Job ▸ In your copy, leave out the pictures and repeat the entries below exactly.

(Dataset items)
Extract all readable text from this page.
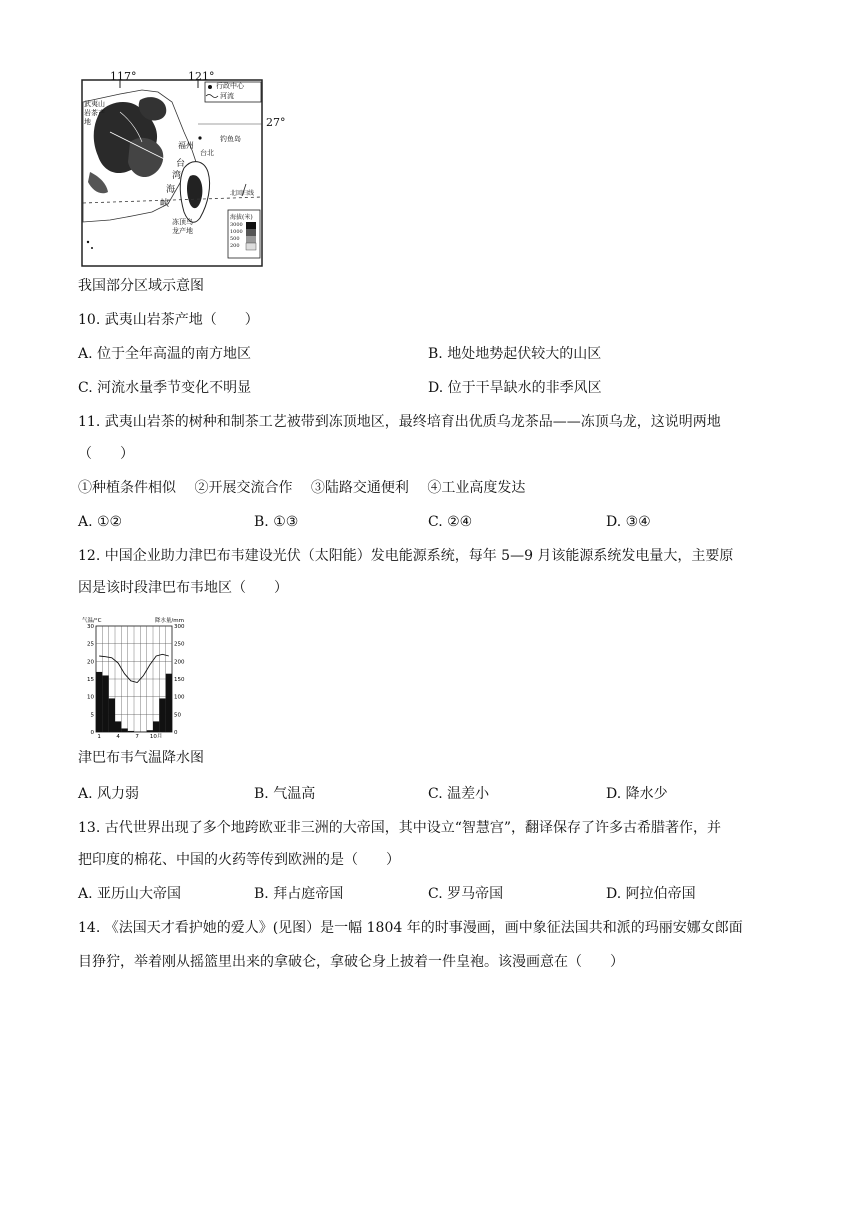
117°	121°
27°
行政中心
河流
武夷山岩茶产地
福州
台
湾
海
峡
台北
钓鱼岛
北回归线
冻顶乌龙产地
海拔(米)
3000
1000
500
200
我国部分区域示意图
10. 武夷山岩茶产地（　　）
A. 位于全年高温的南方地区	B. 地处地势起伏较大的山区
C. 河流水量季节变化不明显	D. 位于干旱缺水的非季风区
11. 武夷山岩茶的树种和制茶工艺被带到冻顶地区，最终培育出优质乌龙茶品——冻顶乌龙，这说明两地
（　　）
①种植条件相似　 ②开展交流合作　 ③陆路交通便利　 ④工业高度发达
A. ①②	B. ①③	C. ②④	D. ③④
12. 中国企业助力津巴布韦建设光伏（太阳能）发电能源系统，每年 5—9 月该能源系统发电量大，主要原
因是该时段津巴布韦地区（　　）
30
25
20
15
10
5
0
300
250
200
150
100
50
0
气温/°C	降水量/mm
1	4	7 10月
津巴布韦气温降水图
A. 风力弱	B. 气温高	C. 温差小	D. 降水少
13. 古代世界出现了多个地跨欧亚非三洲的大帝国，其中设立“智慧宫”，翻译保存了许多古希腊著作，并
把印度的棉花、中国的火药等传到欧洲的是（　　）
A. 亚历山大帝国	B. 拜占庭帝国	C. 罗马帝国	D. 阿拉伯帝国
14. 《法国天才看护她的爱人》(见图）是一幅 1804 年的时事漫画，画中象征法国共和派的玛丽安娜女郎面
目狰狞，举着刚从摇篮里出来的拿破仑，拿破仑身上披着一件皇袍。该漫画意在（　　）
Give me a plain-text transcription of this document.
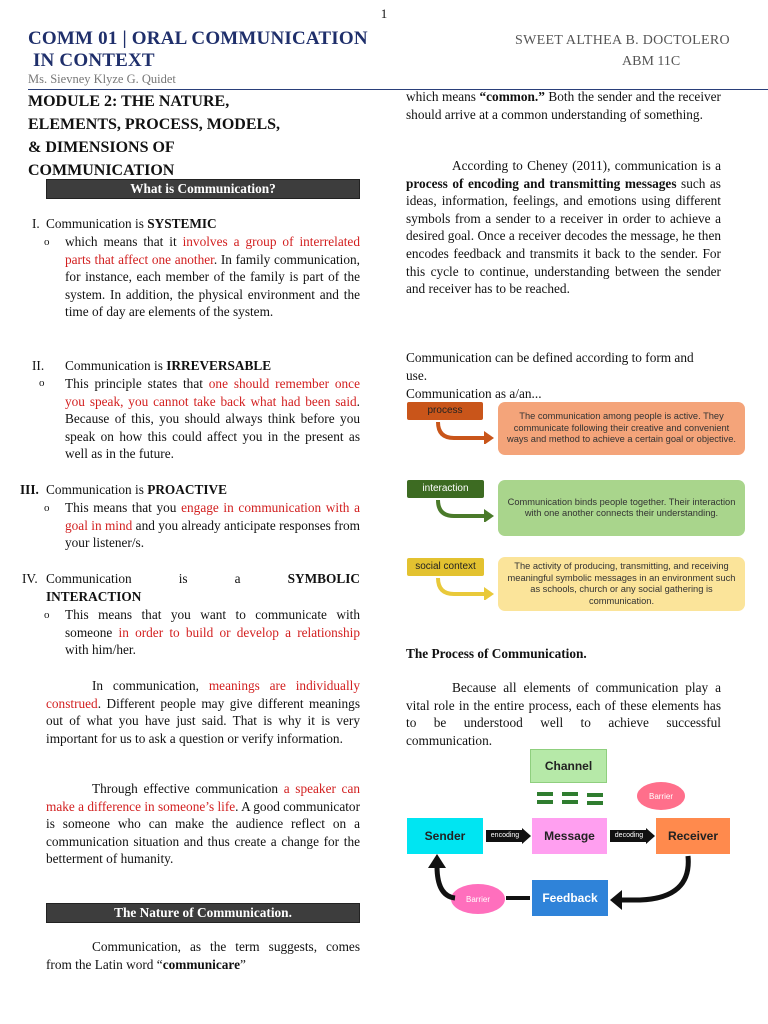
1
COMM 01 | ORAL COMMUNICATION
IN CONTEXT
SWEET ALTHEA B. DOCTOLERO
ABM 11C
Ms. Sievney Klyze G. Quidet
MODULE 2: THE NATURE,
ELEMENTS, PROCESS, MODELS,
& DIMENSIONS OF
COMMUNICATION
What is Communication?
I. Communication is SYSTEMIC
o which means that it involves a group of interrelated parts that affect one another. In family communication, for instance, each member of the family is part of the system. In addition, the physical environment and the time of day are elements of the system.
II. Communication is IRREVERSABLE
o This principle states that one should remember once you speak, you cannot take back what had been said. Because of this, you should always think before you speak on how this could affect you in the present as well as in the future.
III. Communication is PROACTIVE
o This means that you engage in communication with a goal in mind and you already anticipate responses from your listener/s.
IV. Communication is a SYMBOLIC INTERACTION
o This means that you want to communicate with someone in order to build or develop a relationship with him/her.
In communication, meanings are individually construed. Different people may give different meanings out of what you have just said. That is why it is very important for us to ask a question or verify information.
Through effective communication a speaker can make a difference in someone’s life. A good communicator is someone who can make the audience reflect on a communication situation and thus create a change for the betterment of humanity.
The Nature of Communication.
Communication, as the term suggests, comes from the Latin word “communicare”
which means “common.” Both the sender and the receiver should arrive at a common understanding of something.
According to Cheney (2011), communication is a process of encoding and transmitting messages such as ideas, information, feelings, and emotions using different symbols from a sender to a receiver in order to achieve a desired goal. Once a receiver decodes the message, he then encodes feedback and transmits it back to the sender. For this cycle to continue, understanding between the sender and receiver has to be reached.
Communication can be defined according to form and use.
Communication as a/an...
process
The communication among people is active. They communicate following their creative and convenient ways and method to achieve a certain goal or objective.
interaction
Communication binds people together. Their interaction with one another connects their understanding.
social context	The activity of producing, transmitting, and receiving meaningful symbolic messages in an environment such as schools, church or any social gathering is communication.
The Process of Communication.
Because all elements of communication play a vital role in the entire process, each of these elements has to be understood well to achieve successful communication.
Channel
Barrier
Sender	encoding	Message	decoding	Receiver
Feedback
Barrier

Written response ▸
Extract all readable text from this page.
117°	121°
27°
行政中心
河流
武夷山岩茶产地
福州
台
湾
海
峡
台北
钓鱼岛
北回归线
冻顶乌龙产地
海拔(米)
3000
1000
500
200
我国部分区域示意图
10. 武夷山岩茶产地（　　）
A. 位于全年高温的南方地区	B. 地处地势起伏较大的山区
C. 河流水量季节变化不明显	D. 位于干旱缺水的非季风区
11. 武夷山岩茶的树种和制茶工艺被带到冻顶地区，最终培育出优质乌龙茶品——冻顶乌龙，这说明两地
（　　）
①种植条件相似　 ②开展交流合作　 ③陆路交通便利　 ④工业高度发达
A. ①②	B. ①③	C. ②④	D. ③④
12. 中国企业助力津巴布韦建设光伏（太阳能）发电能源系统，每年 5—9 月该能源系统发电量大，主要原
因是该时段津巴布韦地区（　　）
30
25
20
15
10
5
0
300
250
200
150
100
50
0
气温/°C	降水量/mm
1	4	7 10月
津巴布韦气温降水图
A. 风力弱	B. 气温高	C. 温差小	D. 降水少
13. 古代世界出现了多个地跨欧亚非三洲的大帝国，其中设立“智慧宫”，翻译保存了许多古希腊著作，并
把印度的棉花、中国的火药等传到欧洲的是（　　）
A. 亚历山大帝国	B. 拜占庭帝国	C. 罗马帝国	D. 阿拉伯帝国
14. 《法国天才看护她的爱人》(见图）是一幅 1804 年的时事漫画，画中象征法国共和派的玛丽安娜女郎面
目狰狞，举着刚从摇篮里出来的拿破仑，拿破仑身上披着一件皇袍。该漫画意在（　　）
Give me a plain-text transcription of this document.
1
COMM 01 | ORAL COMMUNICATION
IN CONTEXT
SWEET ALTHEA B. DOCTOLERO
ABM 11C
Ms. Sievney Klyze G. Quidet
MODULE 2: THE NATURE,
ELEMENTS, PROCESS, MODELS,
& DIMENSIONS OF
COMMUNICATION
What is Communication?
I. Communication is SYSTEMIC
o which means that it involves a group of interrelated parts that affect one another. In family communication, for instance, each member of the family is part of the system. In addition, the physical environment and the time of day are elements of the system.
II. Communication is IRREVERSABLE
o This principle states that one should remember once you speak, you cannot take back what had been said. Because of this, you should always think before you speak on how this could affect you in the present as well as in the future.
III. Communication is PROACTIVE
o This means that you engage in communication with a goal in mind and you already anticipate responses from your listener/s.
IV. Communication is a SYMBOLIC INTERACTION
o This means that you want to communicate with someone in order to build or develop a relationship with him/her.
In communication, meanings are individually construed. Different people may give different meanings out of what you have just said. That is why it is very important for us to ask a question or verify information.
Through effective communication a speaker can make a difference in someone’s life. A good communicator is someone who can make the audience reflect on a communication situation and thus create a change for the betterment of humanity.
The Nature of Communication.
Communication, as the term suggests, comes from the Latin word “communicare”
which means “common.” Both the sender and the receiver should arrive at a common understanding of something.
According to Cheney (2011), communication is a process of encoding and transmitting messages such as ideas, information, feelings, and emotions using different symbols from a sender to a receiver in order to achieve a desired goal. Once a receiver decodes the message, he then encodes feedback and transmits it back to the sender. For this cycle to continue, understanding between the sender and receiver has to be reached.
Communication can be defined according to form and use.
Communication as a/an...
process
The communication among people is active. They communicate following their creative and convenient ways and method to achieve a certain goal or objective.
interaction
Communication binds people together. Their interaction with one another connects their understanding.
social context	The activity of producing, transmitting, and receiving meaningful symbolic messages in an environment such as schools, church or any social gathering is communication.
The Process of Communication.
Because all elements of communication play a vital role in the entire process, each of these elements has to be understood well to achieve successful communication.
Channel
Barrier
Sender	encoding	Message	decoding	Receiver
Feedback
Barrier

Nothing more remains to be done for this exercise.